▶ [Work required] Could you give the data below again, exactly and completely?

▶ [Data entries for graphics]
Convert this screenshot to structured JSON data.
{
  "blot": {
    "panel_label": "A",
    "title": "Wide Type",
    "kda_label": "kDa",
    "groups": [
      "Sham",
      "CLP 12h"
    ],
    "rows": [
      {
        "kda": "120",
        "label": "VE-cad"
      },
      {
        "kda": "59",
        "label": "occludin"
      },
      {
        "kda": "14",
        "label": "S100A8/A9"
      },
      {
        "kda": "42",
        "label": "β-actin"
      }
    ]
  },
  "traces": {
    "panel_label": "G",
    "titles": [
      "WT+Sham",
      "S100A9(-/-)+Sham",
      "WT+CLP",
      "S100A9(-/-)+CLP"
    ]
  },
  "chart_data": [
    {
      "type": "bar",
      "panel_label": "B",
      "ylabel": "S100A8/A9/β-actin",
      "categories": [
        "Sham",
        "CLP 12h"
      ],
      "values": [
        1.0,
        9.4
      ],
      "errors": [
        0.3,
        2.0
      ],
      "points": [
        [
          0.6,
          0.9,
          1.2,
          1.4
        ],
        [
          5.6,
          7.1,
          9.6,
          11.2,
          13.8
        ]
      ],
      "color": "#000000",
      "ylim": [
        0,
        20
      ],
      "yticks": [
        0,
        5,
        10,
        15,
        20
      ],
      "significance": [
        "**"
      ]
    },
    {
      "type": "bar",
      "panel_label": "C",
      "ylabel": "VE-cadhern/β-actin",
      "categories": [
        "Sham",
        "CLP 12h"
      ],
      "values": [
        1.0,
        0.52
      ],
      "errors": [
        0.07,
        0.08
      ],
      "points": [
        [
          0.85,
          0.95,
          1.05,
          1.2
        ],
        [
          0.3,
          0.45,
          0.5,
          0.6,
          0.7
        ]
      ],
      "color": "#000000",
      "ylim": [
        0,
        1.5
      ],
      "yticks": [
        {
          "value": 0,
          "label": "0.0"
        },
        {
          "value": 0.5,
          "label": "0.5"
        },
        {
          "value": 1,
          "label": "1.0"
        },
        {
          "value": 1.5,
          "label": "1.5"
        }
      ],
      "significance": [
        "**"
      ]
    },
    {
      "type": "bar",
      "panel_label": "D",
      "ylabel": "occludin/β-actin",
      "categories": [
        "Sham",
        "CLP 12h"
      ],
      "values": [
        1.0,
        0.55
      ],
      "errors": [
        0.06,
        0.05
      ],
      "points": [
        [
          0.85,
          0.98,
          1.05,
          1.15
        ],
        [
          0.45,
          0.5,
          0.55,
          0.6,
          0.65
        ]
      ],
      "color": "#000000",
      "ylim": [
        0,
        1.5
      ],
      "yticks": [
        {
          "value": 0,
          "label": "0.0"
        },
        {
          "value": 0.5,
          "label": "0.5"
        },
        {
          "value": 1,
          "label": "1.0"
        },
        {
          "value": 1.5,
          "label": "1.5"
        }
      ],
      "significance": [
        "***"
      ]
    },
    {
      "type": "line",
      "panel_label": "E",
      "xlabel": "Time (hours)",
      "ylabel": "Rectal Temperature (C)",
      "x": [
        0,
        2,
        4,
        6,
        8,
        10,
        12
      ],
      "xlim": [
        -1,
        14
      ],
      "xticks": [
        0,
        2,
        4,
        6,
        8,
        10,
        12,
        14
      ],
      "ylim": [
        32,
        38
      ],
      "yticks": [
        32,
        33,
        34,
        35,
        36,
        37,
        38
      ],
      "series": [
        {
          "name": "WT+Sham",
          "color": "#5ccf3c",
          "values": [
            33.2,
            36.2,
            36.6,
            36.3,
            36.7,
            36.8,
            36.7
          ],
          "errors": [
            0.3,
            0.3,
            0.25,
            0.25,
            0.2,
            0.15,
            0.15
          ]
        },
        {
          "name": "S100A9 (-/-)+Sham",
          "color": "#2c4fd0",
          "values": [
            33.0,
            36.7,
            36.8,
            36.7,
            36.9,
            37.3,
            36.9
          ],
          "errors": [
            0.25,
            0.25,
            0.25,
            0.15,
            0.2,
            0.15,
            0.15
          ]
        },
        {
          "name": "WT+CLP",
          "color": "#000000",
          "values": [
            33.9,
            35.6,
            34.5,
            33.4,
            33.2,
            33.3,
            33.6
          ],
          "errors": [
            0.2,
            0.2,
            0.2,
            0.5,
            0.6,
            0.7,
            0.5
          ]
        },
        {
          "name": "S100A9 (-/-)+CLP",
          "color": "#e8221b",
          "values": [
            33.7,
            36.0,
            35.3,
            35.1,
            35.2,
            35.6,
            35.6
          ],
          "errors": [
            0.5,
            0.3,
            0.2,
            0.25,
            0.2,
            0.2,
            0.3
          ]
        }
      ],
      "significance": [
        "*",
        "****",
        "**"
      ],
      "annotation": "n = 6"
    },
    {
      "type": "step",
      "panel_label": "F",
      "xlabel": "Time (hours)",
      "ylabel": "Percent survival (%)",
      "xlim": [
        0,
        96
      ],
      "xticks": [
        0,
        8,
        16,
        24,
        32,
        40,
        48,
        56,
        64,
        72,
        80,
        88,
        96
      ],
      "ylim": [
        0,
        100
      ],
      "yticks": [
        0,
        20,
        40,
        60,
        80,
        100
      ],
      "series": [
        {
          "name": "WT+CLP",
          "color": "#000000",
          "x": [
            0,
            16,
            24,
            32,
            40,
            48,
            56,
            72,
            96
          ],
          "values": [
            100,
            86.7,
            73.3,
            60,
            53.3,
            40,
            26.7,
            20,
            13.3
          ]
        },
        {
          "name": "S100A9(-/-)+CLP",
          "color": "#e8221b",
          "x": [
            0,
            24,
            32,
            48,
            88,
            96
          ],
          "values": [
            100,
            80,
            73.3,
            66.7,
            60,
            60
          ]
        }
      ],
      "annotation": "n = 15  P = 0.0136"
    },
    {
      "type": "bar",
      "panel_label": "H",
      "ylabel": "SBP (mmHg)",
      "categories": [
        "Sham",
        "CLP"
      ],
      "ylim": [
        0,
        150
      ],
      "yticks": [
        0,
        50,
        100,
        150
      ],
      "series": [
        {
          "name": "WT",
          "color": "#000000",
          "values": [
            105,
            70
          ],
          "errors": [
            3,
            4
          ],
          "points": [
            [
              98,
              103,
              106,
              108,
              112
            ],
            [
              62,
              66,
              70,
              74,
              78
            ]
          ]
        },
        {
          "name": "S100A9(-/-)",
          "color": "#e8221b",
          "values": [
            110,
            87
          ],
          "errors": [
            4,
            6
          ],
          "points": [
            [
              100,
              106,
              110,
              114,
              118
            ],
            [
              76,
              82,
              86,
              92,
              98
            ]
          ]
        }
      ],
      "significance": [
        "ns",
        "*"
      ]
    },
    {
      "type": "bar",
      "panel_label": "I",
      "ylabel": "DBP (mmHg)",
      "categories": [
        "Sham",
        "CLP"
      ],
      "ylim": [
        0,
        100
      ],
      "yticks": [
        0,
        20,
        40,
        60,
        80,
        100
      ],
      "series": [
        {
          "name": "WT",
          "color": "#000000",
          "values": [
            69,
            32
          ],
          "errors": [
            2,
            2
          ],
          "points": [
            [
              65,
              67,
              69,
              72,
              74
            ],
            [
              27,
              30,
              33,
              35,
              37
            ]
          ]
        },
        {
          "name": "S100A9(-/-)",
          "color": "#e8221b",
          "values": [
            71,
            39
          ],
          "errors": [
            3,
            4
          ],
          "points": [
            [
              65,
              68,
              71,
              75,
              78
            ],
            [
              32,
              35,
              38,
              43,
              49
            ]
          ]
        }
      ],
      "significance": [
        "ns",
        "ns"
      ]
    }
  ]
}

▶ [Written answer]
Convert this screenshot to structured JSON data.
{
  "blot": {
    "panel_label": "A",
    "title": "Wide Type",
    "kda_label": "kDa",
    "groups": [
      "Sham",
      "CLP 12h"
    ],
    "rows": [
      {
        "kda": "120",
        "label": "VE-cad"
      },
      {
        "kda": "59",
        "label": "occludin"
      },
      {
        "kda": "14",
        "label": "S100A8/A9"
      },
      {
        "kda": "42",
        "label": "β-actin"
      }
    ]
  },
  "traces": {
    "panel_label": "G",
    "titles": [
      "WT+Sham",
      "S100A9(-/-)+Sham",
      "WT+CLP",
      "S100A9(-/-)+CLP"
    ]
  },
  "chart_data": [
    {
      "type": "bar",
      "panel_label": "B",
      "ylabel": "S100A8/A9/β-actin",
      "categories": [
        "Sham",
        "CLP 12h"
      ],
      "values": [
        1.0,
        9.4
      ],
      "errors": [
        0.3,
        2.0
      ],
      "points": [
        [
          0.6,
          0.9,
          1.2,
          1.4
        ],
        [
          5.6,
          7.1,
          9.6,
          11.2,
          13.8
        ]
      ],
      "color": "#000000",
      "ylim": [
        0,
        20
      ],
      "yticks": [
        0,
        5,
        10,
        15,
        20
      ],
      "significance": [
        "**"
      ]
    },
    {
      "type": "bar",
      "panel_label": "C",
      "ylabel": "VE-cadhern/β-actin",
      "categories": [
        "Sham",
        "CLP 12h"
      ],
      "values": [
        1.0,
        0.52
      ],
      "errors": [
        0.07,
        0.08
      ],
      "points": [
        [
          0.85,
          0.95,
          1.05,
          1.2
        ],
        [
          0.3,
          0.45,
          0.5,
          0.6,
          0.7
        ]
      ],
      "color": "#000000",
      "ylim": [
        0,
        1.5
      ],
      "yticks": [
        {
          "value": 0,
          "label": "0.0"
        },
        {
          "value": 0.5,
          "label": "0.5"
        },
        {
          "value": 1,
          "label": "1.0"
        },
        {
          "value": 1.5,
          "label": "1.5"
        }
      ],
      "significance": [
        "**"
      ]
    },
    {
      "type": "bar",
      "panel_label": "D",
      "ylabel": "occludin/β-actin",
      "categories": [
        "Sham",
        "CLP 12h"
      ],
      "values": [
        1.0,
        0.55
      ],
      "errors": [
        0.06,
        0.05
      ],
      "points": [
        [
          0.85,
          0.98,
          1.05,
          1.15
        ],
        [
          0.45,
          0.5,
          0.55,
          0.6,
          0.65
        ]
      ],
      "color": "#000000",
      "ylim": [
        0,
        1.5
      ],
      "yticks": [
        {
          "value": 0,
          "label": "0.0"
        },
        {
          "value": 0.5,
          "label": "0.5"
        },
        {
          "value": 1,
          "label": "1.0"
        },
        {
          "value": 1.5,
          "label": "1.5"
        }
      ],
      "significance": [
        "***"
      ]
    },
    {
      "type": "line",
      "panel_label": "E",
      "xlabel": "Time (hours)",
      "ylabel": "Rectal Temperature (C)",
      "x": [
        0,
        2,
        4,
        6,
        8,
        10,
        12
      ],
      "xlim": [
        -1,
        14
      ],
      "xticks": [
        0,
        2,
        4,
        6,
        8,
        10,
        12,
        14
      ],
      "ylim": [
        32,
        38
      ],
      "yticks": [
        32,
        33,
        34,
        35,
        36,
        37,
        38
      ],
      "series": [
        {
          "name": "WT+Sham",
          "color": "#5ccf3c",
          "values": [
            33.2,
            36.2,
            36.6,
            36.3,
            36.7,
            36.8,
            36.7
          ],
          "errors": [
            0.3,
            0.3,
            0.25,
            0.25,
            0.2,
            0.15,
            0.15
          ]
        },
        {
          "name": "S100A9 (-/-)+Sham",
          "color": "#2c4fd0",
          "values": [
            33.0,
            36.7,
            36.8,
            36.7,
            36.9,
            37.3,
            36.9
          ],
          "errors": [
            0.25,
            0.25,
            0.25,
            0.15,
            0.2,
            0.15,
            0.15
          ]
        },
        {
          "name": "WT+CLP",
          "color": "#000000",
          "values": [
            33.9,
            35.6,
            34.5,
            33.4,
            33.2,
            33.3,
            33.6
          ],
          "errors": [
            0.2,
            0.2,
            0.2,
            0.5,
            0.6,
            0.7,
            0.5
          ]
        },
        {
          "name": "S100A9 (-/-)+CLP",
          "color": "#e8221b",
          "values": [
            33.7,
            36.0,
            35.3,
            35.1,
            35.2,
            35.6,
            35.6
          ],
          "errors": [
            0.5,
            0.3,
            0.2,
            0.25,
            0.2,
            0.2,
            0.3
          ]
        }
      ],
      "significance": [
        "*",
        "****",
        "**"
      ],
      "annotation": "n = 6"
    },
    {
      "type": "step",
      "panel_label": "F",
      "xlabel": "Time (hours)",
      "ylabel": "Percent survival (%)",
      "xlim": [
        0,
        96
      ],
      "xticks": [
        0,
        8,
        16,
        24,
        32,
        40,
        48,
        56,
        64,
        72,
        80,
        88,
        96
      ],
      "ylim": [
        0,
        100
      ],
      "yticks": [
        0,
        20,
        40,
        60,
        80,
        100
      ],
      "series": [
        {
          "name": "WT+CLP",
          "color": "#000000",
          "x": [
            0,
            16,
            24,
            32,
            40,
            48,
            56,
            72,
            96
          ],
          "values": [
            100,
            86.7,
            73.3,
            60,
            53.3,
            40,
            26.7,
            20,
            13.3
          ]
        },
        {
          "name": "S100A9(-/-)+CLP",
          "color": "#e8221b",
          "x": [
            0,
            24,
            32,
            48,
            88,
            96
          ],
          "values": [
            100,
            80,
            73.3,
            66.7,
            60,
            60
          ]
        }
      ],
      "annotation": "n = 15  P = 0.0136"
    },
    {
      "type": "bar",
      "panel_label": "H",
      "ylabel": "SBP (mmHg)",
      "categories": [
        "Sham",
        "CLP"
      ],
      "ylim": [
        0,
        150
      ],
      "yticks": [
        0,
        50,
        100,
        150
      ],
      "series": [
        {
          "name": "WT",
          "color": "#000000",
          "values": [
            105,
            70
          ],
          "errors": [
            3,
            4
          ],
          "points": [
            [
              98,
              103,
              106,
              108,
              112
            ],
            [
              62,
              66,
              70,
              74,
              78
            ]
          ]
        },
        {
          "name": "S100A9(-/-)",
          "color": "#e8221b",
          "values": [
            110,
            87
          ],
          "errors": [
            4,
            6
          ],
          "points": [
            [
              100,
              106,
              110,
              114,
              118
            ],
            [
              76,
              82,
              86,
              92,
              98
            ]
          ]
        }
      ],
      "significance": [
        "ns",
        "*"
      ]
    },
    {
      "type": "bar",
      "panel_label": "I",
      "ylabel": "DBP (mmHg)",
      "categories": [
        "Sham",
        "CLP"
      ],
      "ylim": [
        0,
        100
      ],
      "yticks": [
        0,
        20,
        40,
        60,
        80,
        100
      ],
      "series": [
        {
          "name": "WT",
          "color": "#000000",
          "values": [
            69,
            32
          ],
          "errors": [
            2,
            2
          ],
          "points": [
            [
              65,
              67,
              69,
              72,
              74
            ],
            [
              27,
              30,
              33,
              35,
              37
            ]
          ]
        },
        {
          "name": "S100A9(-/-)",
          "color": "#e8221b",
          "values": [
            71,
            39
          ],
          "errors": [
            3,
            4
          ],
          "points": [
            [
              65,
              68,
              71,
              75,
              78
            ],
            [
              32,
              35,
              38,
              43,
              49
            ]
          ]
        }
      ],
      "significance": [
        "ns",
        "ns"
      ]
    }
  ]
}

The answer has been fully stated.